WHAT THIS TASK INVOLVES
Repeat word for word the part of the Cooley-Tukey passage between "The efficiency of" and "be thoroughly explored.", inclusive.

PROVIDED PASSAGE
━━━━━━━━━━━━━━━━━━━━

As for terminology, many specific variations of Cooley-Tukey have their own names (Stockham algorithm and Pease algorithm are two well-known examples). I will discuss those variations in due time, but for the meanwhile I'll consider Cooley-Tukey as a general algorithmic framework for FFT algorithms, and treat uniformly all of its variations.

The efficiency of a Cooley-Tukey implementation is very sensitive to the characteristics of the machine's memory hierarchy and concurrency abilities. In the next few sections those matters will be thoroughly explored.

━━━━━━━━━━━━━━━━━━━━

SUPPLIED DATA
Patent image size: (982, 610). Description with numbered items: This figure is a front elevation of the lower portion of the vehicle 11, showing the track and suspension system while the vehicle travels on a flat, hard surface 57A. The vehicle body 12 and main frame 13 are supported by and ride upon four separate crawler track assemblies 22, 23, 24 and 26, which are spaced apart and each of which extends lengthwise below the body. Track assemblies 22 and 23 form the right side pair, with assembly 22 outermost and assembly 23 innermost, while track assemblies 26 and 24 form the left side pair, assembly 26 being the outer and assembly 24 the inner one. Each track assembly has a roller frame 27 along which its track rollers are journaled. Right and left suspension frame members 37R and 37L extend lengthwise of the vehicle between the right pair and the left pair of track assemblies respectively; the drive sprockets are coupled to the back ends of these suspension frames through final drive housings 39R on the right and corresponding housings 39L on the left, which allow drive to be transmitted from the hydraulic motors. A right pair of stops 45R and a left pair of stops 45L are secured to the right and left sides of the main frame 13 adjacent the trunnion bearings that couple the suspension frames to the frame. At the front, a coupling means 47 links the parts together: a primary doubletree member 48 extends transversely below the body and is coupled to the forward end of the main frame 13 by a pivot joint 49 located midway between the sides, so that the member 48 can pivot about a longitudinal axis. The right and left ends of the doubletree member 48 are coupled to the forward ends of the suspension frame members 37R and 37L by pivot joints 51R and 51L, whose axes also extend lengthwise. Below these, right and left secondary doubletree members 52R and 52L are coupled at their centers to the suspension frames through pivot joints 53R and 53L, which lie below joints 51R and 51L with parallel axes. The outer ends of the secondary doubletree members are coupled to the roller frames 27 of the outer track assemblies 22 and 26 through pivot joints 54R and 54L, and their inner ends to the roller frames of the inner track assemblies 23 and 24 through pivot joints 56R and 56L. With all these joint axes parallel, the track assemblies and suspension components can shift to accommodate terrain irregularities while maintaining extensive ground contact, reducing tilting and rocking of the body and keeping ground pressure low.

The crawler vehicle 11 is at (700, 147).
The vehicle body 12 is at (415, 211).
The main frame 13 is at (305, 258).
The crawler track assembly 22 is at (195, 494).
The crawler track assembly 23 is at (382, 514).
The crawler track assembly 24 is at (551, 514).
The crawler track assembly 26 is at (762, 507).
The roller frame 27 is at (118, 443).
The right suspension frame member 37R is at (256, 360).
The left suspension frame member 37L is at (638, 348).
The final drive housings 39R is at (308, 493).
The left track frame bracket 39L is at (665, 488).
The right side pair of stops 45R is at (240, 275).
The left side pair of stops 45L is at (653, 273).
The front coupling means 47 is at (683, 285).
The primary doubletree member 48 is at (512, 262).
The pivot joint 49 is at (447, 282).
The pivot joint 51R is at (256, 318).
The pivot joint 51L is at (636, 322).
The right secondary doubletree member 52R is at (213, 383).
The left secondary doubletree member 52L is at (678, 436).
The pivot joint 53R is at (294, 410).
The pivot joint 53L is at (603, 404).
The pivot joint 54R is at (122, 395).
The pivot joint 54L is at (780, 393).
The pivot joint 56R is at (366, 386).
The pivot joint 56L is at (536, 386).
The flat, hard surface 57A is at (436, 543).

━━━━━━━━━━━━━━━━━━━━

THE RESPONSE
The efficiency of a Cooley-Tukey implementation is very sensitive to the characteristics of the machine's memory hierarchy and concurrency abilities. In the next few sections those matters will be thoroughly explored.